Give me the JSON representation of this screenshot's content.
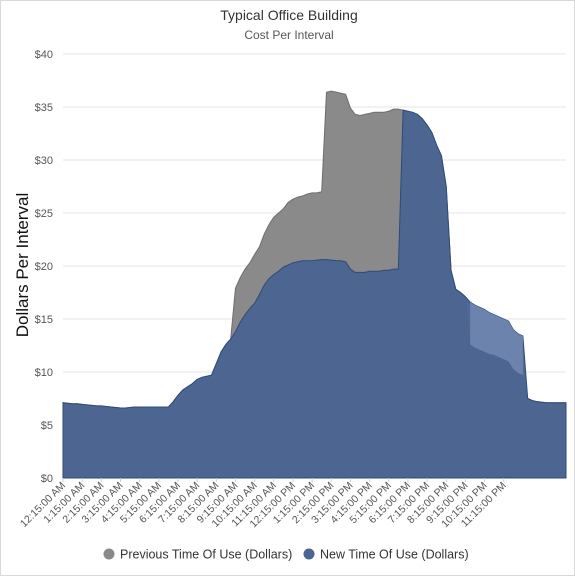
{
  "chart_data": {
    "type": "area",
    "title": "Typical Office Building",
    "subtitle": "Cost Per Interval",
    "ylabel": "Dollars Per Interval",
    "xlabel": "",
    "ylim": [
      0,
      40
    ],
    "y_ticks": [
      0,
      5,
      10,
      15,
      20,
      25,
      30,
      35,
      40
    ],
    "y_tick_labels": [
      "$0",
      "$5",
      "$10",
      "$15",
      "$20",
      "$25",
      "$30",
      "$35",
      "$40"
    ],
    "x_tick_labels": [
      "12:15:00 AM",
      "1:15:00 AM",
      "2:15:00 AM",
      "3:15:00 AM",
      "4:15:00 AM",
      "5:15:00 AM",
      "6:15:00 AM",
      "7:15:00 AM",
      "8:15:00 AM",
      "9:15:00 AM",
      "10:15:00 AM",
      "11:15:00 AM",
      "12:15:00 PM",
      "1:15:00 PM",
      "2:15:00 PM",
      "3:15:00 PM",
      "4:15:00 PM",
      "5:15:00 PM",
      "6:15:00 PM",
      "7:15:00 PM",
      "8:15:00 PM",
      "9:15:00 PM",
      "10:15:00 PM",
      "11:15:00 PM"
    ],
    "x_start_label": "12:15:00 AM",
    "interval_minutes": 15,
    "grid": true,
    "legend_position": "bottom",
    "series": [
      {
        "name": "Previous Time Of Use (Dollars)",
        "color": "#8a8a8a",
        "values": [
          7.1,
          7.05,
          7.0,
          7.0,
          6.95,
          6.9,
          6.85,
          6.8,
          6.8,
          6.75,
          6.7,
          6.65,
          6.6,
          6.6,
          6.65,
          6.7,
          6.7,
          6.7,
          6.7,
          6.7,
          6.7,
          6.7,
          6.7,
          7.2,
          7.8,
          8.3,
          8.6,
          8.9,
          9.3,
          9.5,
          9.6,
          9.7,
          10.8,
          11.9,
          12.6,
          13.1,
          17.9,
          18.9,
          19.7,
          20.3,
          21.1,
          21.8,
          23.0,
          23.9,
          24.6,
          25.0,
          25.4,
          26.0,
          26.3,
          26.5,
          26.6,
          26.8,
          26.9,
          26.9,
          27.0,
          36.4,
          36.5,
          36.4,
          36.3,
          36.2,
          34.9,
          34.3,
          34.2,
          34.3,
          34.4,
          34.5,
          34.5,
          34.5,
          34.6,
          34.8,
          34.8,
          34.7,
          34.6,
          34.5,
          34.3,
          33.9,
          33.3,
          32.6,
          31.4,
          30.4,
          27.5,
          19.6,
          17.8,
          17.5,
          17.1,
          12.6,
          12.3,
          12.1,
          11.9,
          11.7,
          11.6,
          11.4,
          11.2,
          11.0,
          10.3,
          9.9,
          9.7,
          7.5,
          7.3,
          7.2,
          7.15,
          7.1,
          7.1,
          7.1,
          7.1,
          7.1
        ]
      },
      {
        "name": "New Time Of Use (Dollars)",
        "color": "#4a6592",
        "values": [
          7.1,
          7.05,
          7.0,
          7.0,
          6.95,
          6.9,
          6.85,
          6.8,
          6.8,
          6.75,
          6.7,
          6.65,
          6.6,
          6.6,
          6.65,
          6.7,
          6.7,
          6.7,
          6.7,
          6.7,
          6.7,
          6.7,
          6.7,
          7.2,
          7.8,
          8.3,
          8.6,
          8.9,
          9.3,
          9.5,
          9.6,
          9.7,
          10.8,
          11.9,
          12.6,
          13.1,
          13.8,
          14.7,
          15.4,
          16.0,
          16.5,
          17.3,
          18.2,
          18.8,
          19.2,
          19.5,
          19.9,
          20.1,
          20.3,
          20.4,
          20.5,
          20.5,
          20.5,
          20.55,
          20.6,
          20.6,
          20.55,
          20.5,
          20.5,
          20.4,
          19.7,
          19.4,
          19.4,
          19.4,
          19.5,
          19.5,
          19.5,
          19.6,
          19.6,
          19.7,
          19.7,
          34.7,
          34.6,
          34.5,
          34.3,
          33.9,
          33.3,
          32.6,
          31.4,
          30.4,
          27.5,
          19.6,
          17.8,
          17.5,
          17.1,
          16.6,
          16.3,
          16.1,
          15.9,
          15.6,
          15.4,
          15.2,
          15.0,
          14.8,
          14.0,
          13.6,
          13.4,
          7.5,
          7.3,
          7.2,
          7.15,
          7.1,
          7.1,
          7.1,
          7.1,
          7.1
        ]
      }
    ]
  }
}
■ ■ ■ ■ ■
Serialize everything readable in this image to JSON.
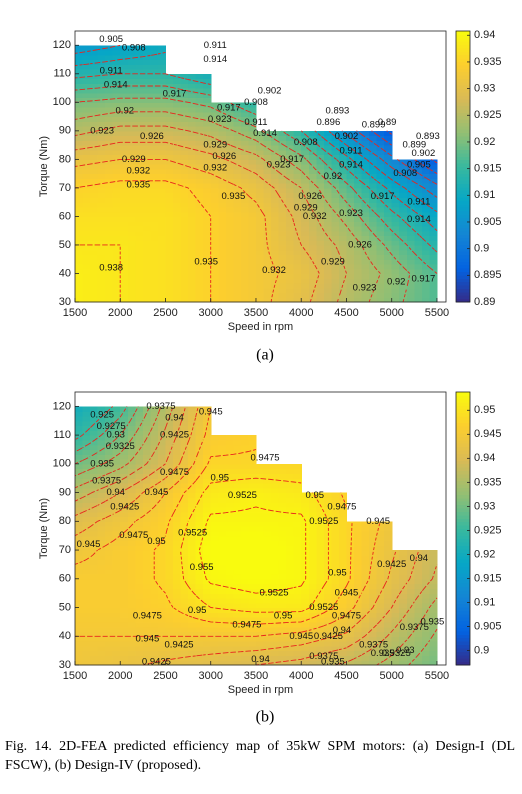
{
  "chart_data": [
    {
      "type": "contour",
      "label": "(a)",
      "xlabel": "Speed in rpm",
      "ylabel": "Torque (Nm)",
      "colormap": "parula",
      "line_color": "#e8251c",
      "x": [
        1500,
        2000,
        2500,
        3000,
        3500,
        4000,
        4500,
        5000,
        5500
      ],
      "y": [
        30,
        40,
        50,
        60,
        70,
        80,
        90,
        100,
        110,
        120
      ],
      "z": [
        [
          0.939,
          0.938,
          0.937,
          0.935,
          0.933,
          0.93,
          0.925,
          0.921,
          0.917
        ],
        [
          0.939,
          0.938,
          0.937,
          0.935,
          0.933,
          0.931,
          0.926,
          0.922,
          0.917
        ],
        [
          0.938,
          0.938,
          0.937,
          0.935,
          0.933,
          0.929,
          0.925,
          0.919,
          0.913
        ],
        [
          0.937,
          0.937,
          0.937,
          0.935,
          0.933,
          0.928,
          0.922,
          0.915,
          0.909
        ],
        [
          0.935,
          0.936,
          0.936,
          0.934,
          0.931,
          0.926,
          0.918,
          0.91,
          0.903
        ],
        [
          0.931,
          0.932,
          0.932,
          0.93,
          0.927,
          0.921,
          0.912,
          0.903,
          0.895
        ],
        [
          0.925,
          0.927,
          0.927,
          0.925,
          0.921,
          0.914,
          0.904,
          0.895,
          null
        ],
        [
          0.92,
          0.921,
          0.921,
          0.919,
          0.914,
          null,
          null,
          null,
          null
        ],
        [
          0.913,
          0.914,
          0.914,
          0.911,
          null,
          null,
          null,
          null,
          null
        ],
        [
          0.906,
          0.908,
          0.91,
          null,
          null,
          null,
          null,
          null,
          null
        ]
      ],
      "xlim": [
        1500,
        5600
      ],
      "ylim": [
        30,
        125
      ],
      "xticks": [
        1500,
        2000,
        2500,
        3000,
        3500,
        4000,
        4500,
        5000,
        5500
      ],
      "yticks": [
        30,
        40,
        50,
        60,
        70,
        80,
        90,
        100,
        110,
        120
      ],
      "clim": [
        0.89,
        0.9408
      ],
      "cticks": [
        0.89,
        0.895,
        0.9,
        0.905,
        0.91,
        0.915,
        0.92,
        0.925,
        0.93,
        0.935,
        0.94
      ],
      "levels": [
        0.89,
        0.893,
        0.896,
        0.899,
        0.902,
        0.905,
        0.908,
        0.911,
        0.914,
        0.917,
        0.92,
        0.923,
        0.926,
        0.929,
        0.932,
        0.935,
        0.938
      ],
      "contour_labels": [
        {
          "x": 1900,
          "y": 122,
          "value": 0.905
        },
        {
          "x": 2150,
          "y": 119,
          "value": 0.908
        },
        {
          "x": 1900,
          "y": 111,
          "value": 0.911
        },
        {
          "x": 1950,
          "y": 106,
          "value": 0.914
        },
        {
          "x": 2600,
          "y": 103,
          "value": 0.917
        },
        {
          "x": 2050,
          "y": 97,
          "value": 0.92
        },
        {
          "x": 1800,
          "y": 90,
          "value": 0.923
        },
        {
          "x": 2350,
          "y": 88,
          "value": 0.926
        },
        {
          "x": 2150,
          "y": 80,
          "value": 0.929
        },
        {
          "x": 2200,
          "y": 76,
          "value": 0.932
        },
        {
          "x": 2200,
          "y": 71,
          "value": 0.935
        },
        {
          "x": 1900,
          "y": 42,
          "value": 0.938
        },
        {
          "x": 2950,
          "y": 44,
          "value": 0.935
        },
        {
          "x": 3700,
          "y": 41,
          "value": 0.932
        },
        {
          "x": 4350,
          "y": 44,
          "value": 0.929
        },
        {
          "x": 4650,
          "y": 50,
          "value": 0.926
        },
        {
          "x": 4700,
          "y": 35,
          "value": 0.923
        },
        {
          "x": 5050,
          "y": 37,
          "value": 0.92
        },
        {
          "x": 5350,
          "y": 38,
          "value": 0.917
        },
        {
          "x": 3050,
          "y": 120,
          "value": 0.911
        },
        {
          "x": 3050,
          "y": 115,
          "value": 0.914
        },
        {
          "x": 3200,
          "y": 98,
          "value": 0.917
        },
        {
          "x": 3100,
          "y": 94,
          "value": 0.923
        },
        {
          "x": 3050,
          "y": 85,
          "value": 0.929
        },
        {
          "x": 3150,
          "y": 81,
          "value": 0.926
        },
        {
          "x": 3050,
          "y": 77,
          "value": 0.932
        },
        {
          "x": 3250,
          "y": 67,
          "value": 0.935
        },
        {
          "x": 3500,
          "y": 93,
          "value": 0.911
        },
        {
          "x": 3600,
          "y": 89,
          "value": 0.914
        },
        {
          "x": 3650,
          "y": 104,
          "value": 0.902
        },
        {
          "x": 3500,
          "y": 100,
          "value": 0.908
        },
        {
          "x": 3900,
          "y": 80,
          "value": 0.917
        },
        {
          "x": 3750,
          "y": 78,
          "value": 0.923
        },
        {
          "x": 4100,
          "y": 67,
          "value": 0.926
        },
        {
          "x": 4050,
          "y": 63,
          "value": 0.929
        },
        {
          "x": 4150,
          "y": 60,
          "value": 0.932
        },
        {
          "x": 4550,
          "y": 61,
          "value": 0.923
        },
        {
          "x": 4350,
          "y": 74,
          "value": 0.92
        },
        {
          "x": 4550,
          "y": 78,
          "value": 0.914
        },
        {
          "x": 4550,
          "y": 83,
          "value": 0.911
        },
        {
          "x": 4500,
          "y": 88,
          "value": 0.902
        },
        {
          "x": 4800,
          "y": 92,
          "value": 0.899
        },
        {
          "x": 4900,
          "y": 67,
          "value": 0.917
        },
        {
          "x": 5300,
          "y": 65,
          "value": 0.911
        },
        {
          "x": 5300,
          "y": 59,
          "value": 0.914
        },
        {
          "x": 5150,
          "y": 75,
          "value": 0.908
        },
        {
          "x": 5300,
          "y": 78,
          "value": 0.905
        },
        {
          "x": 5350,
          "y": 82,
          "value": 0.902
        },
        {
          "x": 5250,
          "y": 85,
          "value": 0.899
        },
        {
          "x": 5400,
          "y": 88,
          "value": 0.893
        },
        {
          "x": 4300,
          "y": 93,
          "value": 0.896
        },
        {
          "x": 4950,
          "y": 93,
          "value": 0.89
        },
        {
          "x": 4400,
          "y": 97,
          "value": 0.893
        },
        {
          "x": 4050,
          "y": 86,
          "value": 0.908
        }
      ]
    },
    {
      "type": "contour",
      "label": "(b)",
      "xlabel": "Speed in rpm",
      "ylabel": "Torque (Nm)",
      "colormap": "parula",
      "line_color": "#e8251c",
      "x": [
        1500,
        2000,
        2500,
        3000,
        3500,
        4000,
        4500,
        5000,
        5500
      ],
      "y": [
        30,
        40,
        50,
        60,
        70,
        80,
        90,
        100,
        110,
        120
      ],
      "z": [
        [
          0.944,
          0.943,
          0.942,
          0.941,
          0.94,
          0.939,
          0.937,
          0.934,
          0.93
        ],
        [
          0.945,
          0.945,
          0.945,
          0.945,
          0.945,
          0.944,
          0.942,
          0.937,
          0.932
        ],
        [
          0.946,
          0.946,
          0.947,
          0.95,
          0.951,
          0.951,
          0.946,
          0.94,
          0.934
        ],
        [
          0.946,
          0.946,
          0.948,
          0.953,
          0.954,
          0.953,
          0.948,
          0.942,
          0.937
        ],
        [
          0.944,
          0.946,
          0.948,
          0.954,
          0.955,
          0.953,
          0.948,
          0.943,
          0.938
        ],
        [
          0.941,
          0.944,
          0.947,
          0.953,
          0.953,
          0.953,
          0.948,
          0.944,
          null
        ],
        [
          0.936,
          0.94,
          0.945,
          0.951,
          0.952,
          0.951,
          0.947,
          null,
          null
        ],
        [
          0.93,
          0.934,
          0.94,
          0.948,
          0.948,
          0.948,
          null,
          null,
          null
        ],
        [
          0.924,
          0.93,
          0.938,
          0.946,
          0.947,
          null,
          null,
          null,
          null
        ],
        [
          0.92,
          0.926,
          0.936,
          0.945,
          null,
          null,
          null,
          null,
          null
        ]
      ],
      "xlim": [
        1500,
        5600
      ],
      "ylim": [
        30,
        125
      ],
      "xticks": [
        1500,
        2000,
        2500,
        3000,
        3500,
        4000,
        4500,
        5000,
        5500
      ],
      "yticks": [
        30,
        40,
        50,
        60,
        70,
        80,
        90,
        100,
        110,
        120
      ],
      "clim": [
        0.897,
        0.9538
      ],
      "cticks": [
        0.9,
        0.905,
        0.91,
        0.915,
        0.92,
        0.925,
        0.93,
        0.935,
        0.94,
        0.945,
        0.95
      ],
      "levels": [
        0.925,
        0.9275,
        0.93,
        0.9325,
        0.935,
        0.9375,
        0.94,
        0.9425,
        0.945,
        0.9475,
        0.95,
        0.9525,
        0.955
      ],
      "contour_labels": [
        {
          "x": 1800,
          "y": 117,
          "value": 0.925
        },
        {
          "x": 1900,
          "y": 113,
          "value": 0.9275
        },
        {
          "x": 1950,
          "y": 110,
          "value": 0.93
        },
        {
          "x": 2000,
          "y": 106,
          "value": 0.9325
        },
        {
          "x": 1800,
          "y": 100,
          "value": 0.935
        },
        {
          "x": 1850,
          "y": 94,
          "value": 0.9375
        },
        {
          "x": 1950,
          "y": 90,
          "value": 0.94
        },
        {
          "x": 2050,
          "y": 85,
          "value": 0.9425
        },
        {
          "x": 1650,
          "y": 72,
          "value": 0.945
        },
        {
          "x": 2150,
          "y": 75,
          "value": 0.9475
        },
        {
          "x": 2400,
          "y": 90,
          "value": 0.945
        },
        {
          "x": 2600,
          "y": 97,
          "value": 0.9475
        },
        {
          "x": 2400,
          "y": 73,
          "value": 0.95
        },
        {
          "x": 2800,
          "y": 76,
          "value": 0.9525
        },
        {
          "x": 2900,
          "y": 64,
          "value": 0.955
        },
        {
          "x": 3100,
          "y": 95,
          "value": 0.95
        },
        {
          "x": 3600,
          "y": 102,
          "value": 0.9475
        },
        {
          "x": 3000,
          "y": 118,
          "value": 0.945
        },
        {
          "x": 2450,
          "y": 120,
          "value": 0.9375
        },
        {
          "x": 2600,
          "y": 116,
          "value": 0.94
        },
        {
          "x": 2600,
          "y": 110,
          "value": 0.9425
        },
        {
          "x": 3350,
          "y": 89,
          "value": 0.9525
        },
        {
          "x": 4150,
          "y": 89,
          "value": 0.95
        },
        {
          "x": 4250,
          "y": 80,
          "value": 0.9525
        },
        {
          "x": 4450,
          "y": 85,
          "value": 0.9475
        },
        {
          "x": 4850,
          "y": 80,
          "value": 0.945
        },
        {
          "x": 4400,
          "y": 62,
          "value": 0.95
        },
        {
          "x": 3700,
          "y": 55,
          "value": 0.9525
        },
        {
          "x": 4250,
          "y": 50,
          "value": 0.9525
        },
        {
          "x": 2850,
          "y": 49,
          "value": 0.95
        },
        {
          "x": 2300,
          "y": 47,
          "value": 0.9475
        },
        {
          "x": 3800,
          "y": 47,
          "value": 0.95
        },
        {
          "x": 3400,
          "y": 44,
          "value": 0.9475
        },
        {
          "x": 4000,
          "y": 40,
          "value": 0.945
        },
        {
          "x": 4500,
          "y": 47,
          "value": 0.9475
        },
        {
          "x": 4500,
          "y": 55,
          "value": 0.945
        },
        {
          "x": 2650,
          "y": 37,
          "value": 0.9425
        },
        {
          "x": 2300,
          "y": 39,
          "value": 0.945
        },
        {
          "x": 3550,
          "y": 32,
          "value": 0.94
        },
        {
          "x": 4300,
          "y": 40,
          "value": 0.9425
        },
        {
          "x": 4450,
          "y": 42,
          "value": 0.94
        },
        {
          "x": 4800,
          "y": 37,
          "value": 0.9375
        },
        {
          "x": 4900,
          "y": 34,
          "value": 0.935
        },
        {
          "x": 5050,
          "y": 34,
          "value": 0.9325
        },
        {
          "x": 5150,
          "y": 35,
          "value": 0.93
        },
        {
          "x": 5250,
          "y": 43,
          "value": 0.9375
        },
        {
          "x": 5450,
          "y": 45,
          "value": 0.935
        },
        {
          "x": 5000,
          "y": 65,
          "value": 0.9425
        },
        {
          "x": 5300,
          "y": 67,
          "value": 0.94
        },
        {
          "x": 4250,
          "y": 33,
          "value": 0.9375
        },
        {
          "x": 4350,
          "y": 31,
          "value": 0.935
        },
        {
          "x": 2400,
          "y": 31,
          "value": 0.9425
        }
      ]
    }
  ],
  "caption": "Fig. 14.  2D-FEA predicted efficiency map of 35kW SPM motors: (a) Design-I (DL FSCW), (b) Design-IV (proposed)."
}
■ ■ ■ ■ ■
# DIRECTIONS FOR THIS TASK
Extract all lines from the data in which "JSON" is found.

# ANSWER FOR THE TASK
Give me the JSON representation of this screenshot's content.
Serialize everything readable in this image to JSON.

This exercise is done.